* _EXERCISE PROMPT_: How many lines below contain the word "title"? Answer with that number alone.
-*-*-
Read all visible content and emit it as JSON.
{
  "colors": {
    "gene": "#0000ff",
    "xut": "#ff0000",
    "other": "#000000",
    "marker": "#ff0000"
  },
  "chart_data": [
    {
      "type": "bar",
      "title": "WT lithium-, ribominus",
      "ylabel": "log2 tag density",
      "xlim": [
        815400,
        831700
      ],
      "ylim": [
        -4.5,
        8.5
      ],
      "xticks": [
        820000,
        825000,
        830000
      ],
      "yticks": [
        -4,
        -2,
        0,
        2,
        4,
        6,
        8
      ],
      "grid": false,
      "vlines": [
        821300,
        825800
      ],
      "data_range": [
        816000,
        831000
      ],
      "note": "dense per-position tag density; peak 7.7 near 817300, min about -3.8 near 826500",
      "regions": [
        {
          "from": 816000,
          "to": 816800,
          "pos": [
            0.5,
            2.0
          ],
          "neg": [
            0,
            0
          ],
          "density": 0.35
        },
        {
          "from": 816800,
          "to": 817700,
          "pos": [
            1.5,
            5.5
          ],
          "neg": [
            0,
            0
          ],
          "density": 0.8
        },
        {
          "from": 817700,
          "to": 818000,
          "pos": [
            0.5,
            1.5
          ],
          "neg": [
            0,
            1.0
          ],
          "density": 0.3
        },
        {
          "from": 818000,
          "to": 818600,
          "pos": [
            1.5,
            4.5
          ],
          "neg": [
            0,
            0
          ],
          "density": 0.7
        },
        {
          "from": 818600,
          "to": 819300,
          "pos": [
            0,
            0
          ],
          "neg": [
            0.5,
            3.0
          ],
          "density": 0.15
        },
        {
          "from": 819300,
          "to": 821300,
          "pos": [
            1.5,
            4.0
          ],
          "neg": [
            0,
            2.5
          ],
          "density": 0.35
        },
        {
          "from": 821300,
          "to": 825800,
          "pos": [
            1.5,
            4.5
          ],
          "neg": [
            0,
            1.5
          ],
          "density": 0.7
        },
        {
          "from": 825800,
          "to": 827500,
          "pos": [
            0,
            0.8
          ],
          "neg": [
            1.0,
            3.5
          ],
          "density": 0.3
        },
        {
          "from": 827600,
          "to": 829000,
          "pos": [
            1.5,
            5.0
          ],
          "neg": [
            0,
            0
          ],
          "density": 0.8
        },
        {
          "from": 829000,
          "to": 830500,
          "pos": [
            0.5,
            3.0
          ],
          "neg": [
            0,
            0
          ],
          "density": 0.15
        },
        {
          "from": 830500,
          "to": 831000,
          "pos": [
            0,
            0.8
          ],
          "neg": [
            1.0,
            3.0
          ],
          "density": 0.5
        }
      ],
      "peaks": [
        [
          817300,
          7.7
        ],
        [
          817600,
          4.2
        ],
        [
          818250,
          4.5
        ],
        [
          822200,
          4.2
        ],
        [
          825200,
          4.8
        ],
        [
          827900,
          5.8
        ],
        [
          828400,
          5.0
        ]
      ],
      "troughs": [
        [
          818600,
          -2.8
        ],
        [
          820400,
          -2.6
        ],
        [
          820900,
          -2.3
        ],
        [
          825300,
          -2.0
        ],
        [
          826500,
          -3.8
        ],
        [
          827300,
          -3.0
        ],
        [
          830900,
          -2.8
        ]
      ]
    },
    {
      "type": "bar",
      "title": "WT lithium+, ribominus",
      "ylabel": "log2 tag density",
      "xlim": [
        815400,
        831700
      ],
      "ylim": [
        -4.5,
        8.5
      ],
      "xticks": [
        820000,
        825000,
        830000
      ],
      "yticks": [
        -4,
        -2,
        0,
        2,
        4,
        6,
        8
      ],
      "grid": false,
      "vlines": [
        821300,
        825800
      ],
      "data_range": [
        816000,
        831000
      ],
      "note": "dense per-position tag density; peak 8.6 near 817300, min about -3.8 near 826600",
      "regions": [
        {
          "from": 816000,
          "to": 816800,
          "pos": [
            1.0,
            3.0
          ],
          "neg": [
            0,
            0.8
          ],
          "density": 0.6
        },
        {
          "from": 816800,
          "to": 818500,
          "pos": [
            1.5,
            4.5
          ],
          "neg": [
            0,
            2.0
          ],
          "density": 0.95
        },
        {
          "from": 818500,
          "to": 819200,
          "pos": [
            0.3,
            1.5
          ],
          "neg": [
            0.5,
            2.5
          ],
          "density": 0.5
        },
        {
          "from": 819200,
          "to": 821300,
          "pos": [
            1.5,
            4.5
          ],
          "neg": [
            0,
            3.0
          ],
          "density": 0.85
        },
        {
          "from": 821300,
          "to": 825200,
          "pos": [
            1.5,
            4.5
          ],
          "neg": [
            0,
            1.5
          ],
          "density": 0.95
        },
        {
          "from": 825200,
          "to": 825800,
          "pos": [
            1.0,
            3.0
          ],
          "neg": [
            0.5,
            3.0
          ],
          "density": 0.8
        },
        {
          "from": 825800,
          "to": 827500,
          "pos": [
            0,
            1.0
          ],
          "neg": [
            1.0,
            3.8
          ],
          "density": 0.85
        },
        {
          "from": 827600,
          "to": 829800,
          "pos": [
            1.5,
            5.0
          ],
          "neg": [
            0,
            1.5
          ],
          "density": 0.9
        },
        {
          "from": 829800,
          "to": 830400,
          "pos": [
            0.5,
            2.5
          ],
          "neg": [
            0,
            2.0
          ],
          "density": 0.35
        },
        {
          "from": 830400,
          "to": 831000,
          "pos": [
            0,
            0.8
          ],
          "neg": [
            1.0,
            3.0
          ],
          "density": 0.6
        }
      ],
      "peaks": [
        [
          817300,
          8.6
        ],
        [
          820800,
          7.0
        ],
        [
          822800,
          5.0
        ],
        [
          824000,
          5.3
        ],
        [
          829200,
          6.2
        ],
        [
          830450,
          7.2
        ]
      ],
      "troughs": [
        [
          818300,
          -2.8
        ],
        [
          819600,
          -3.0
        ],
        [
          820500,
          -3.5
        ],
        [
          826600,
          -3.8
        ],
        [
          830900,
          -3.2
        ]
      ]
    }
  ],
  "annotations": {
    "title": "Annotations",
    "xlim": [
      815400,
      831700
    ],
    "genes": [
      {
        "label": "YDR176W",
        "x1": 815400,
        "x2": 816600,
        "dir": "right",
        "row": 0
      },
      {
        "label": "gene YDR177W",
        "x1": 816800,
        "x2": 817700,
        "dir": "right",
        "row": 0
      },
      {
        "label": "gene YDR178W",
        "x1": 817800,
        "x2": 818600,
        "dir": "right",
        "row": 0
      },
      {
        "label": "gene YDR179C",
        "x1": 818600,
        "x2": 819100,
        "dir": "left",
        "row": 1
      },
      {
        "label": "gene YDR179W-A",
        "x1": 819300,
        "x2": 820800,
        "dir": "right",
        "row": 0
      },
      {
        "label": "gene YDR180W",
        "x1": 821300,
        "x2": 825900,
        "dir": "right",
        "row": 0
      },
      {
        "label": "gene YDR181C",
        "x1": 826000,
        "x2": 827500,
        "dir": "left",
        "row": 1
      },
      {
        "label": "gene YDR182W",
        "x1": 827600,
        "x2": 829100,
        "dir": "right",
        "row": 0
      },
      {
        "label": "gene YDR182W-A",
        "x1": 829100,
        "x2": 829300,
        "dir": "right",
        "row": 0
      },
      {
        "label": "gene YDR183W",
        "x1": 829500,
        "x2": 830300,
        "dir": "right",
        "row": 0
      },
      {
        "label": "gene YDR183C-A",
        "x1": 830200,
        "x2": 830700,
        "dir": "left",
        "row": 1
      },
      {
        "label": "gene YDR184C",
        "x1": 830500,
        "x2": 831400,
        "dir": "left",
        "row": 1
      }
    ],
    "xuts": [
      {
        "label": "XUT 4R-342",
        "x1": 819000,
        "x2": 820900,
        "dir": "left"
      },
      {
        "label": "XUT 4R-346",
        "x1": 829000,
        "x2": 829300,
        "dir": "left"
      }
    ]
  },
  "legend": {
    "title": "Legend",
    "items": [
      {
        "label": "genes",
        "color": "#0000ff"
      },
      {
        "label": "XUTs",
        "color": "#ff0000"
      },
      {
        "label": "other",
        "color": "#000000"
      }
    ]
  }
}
-*-*-
* _WRITTEN SOLUTION_: 4